──────── Data for processing
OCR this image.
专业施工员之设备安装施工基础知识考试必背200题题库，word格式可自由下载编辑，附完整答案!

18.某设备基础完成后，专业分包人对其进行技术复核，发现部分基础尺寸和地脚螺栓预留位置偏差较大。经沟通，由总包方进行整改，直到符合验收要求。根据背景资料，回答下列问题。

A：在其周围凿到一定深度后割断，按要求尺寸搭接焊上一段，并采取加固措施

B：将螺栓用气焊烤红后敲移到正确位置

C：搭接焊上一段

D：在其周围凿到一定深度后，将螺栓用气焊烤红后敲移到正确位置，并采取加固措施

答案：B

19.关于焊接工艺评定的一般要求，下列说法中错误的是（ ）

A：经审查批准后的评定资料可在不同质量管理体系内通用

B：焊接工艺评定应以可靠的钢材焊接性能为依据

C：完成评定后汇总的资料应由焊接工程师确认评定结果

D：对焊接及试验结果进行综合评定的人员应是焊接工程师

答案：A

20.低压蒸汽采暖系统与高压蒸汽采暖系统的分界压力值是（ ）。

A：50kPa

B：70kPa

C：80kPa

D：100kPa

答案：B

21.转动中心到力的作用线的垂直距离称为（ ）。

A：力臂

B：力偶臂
────────────────
* [Stated exercise]
Copy each entry exactly, with nothing added or dropped.

* [Solution]
OCR this image.
专业施工员之设备安装施工基础知识考试必背200题题库，word格式可自由下载编辑，附完整答案!

18.某设备基础完成后，专业分包人对其进行技术复核，发现部分基础尺寸和地脚螺栓预留位置偏差较大。经沟通，由总包方进行整改，直到符合验收要求。根据背景资料，回答下列问题。

A：在其周围凿到一定深度后割断，按要求尺寸搭接焊上一段，并采取加固措施

B：将螺栓用气焊烤红后敲移到正确位置

C：搭接焊上一段

D：在其周围凿到一定深度后，将螺栓用气焊烤红后敲移到正确位置，并采取加固措施

答案：B

19.关于焊接工艺评定的一般要求，下列说法中错误的是（ ）

A：经审查批准后的评定资料可在不同质量管理体系内通用

B：焊接工艺评定应以可靠的钢材焊接性能为依据

C：完成评定后汇总的资料应由焊接工程师确认评定结果

D：对焊接及试验结果进行综合评定的人员应是焊接工程师

答案：A

20.低压蒸汽采暖系统与高压蒸汽采暖系统的分界压力值是（ ）。

A：50kPa

B：70kPa

C：80kPa

D：100kPa

答案：B

21.转动中心到力的作用线的垂直距离称为（ ）。

A：力臂

B：力偶臂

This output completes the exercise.